#### [STATED GOAL]
Copy nothing but the text: reproduce each line of the listing exactly and leave the pictures out.

· · · · · · ·

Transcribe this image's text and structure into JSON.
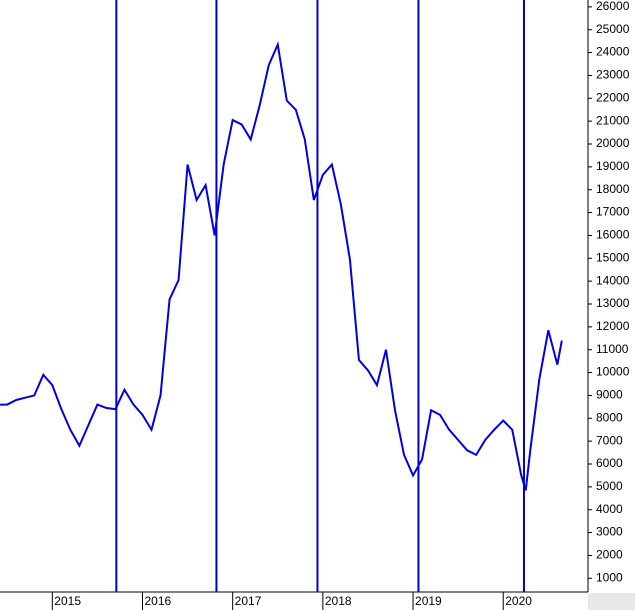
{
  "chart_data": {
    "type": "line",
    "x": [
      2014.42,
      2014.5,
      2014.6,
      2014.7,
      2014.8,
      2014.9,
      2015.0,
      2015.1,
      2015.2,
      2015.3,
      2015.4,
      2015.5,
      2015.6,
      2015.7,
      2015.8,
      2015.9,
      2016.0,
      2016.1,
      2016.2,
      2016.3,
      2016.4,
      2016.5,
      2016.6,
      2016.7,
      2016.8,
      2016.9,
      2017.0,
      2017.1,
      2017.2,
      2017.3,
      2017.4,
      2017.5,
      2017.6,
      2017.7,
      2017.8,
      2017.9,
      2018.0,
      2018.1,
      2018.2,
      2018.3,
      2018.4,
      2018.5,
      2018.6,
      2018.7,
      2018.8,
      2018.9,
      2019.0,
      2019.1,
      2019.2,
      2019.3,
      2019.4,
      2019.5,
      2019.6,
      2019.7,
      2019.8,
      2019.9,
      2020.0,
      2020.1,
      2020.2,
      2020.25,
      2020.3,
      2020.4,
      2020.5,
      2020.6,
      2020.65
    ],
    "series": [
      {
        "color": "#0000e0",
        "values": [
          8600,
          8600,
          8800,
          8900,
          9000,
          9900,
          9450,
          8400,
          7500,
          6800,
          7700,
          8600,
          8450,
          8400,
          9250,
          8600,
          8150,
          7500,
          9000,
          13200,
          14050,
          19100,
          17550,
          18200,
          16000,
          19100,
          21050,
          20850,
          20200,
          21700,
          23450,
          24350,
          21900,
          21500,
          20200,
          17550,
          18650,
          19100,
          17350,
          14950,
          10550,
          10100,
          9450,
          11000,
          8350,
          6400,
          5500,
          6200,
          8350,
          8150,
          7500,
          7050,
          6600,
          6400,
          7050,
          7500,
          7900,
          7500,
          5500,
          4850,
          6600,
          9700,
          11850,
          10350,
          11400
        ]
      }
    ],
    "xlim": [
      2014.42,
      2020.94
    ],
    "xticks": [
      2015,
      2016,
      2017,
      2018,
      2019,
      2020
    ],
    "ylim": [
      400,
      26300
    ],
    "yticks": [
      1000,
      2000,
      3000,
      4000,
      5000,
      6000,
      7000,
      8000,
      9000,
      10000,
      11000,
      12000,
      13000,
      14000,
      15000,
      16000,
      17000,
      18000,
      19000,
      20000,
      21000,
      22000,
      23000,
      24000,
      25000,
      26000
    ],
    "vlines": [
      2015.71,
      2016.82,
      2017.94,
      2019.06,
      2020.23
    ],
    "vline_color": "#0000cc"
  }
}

· · · · · · ·

#### [TASK OUTPUT]
Transcribe this image's text and structure into JSON.
{
  "chart_data": {
    "type": "line",
    "x": [
      2014.42,
      2014.5,
      2014.6,
      2014.7,
      2014.8,
      2014.9,
      2015.0,
      2015.1,
      2015.2,
      2015.3,
      2015.4,
      2015.5,
      2015.6,
      2015.7,
      2015.8,
      2015.9,
      2016.0,
      2016.1,
      2016.2,
      2016.3,
      2016.4,
      2016.5,
      2016.6,
      2016.7,
      2016.8,
      2016.9,
      2017.0,
      2017.1,
      2017.2,
      2017.3,
      2017.4,
      2017.5,
      2017.6,
      2017.7,
      2017.8,
      2017.9,
      2018.0,
      2018.1,
      2018.2,
      2018.3,
      2018.4,
      2018.5,
      2018.6,
      2018.7,
      2018.8,
      2018.9,
      2019.0,
      2019.1,
      2019.2,
      2019.3,
      2019.4,
      2019.5,
      2019.6,
      2019.7,
      2019.8,
      2019.9,
      2020.0,
      2020.1,
      2020.2,
      2020.25,
      2020.3,
      2020.4,
      2020.5,
      2020.6,
      2020.65
    ],
    "series": [
      {
        "color": "#0000e0",
        "values": [
          8600,
          8600,
          8800,
          8900,
          9000,
          9900,
          9450,
          8400,
          7500,
          6800,
          7700,
          8600,
          8450,
          8400,
          9250,
          8600,
          8150,
          7500,
          9000,
          13200,
          14050,
          19100,
          17550,
          18200,
          16000,
          19100,
          21050,
          20850,
          20200,
          21700,
          23450,
          24350,
          21900,
          21500,
          20200,
          17550,
          18650,
          19100,
          17350,
          14950,
          10550,
          10100,
          9450,
          11000,
          8350,
          6400,
          5500,
          6200,
          8350,
          8150,
          7500,
          7050,
          6600,
          6400,
          7050,
          7500,
          7900,
          7500,
          5500,
          4850,
          6600,
          9700,
          11850,
          10350,
          11400
        ]
      }
    ],
    "xlim": [
      2014.42,
      2020.94
    ],
    "xticks": [
      2015,
      2016,
      2017,
      2018,
      2019,
      2020
    ],
    "ylim": [
      400,
      26300
    ],
    "yticks": [
      1000,
      2000,
      3000,
      4000,
      5000,
      6000,
      7000,
      8000,
      9000,
      10000,
      11000,
      12000,
      13000,
      14000,
      15000,
      16000,
      17000,
      18000,
      19000,
      20000,
      21000,
      22000,
      23000,
      24000,
      25000,
      26000
    ],
    "vlines": [
      2015.71,
      2016.82,
      2017.94,
      2019.06,
      2020.23
    ],
    "vline_color": "#0000cc"
  }
}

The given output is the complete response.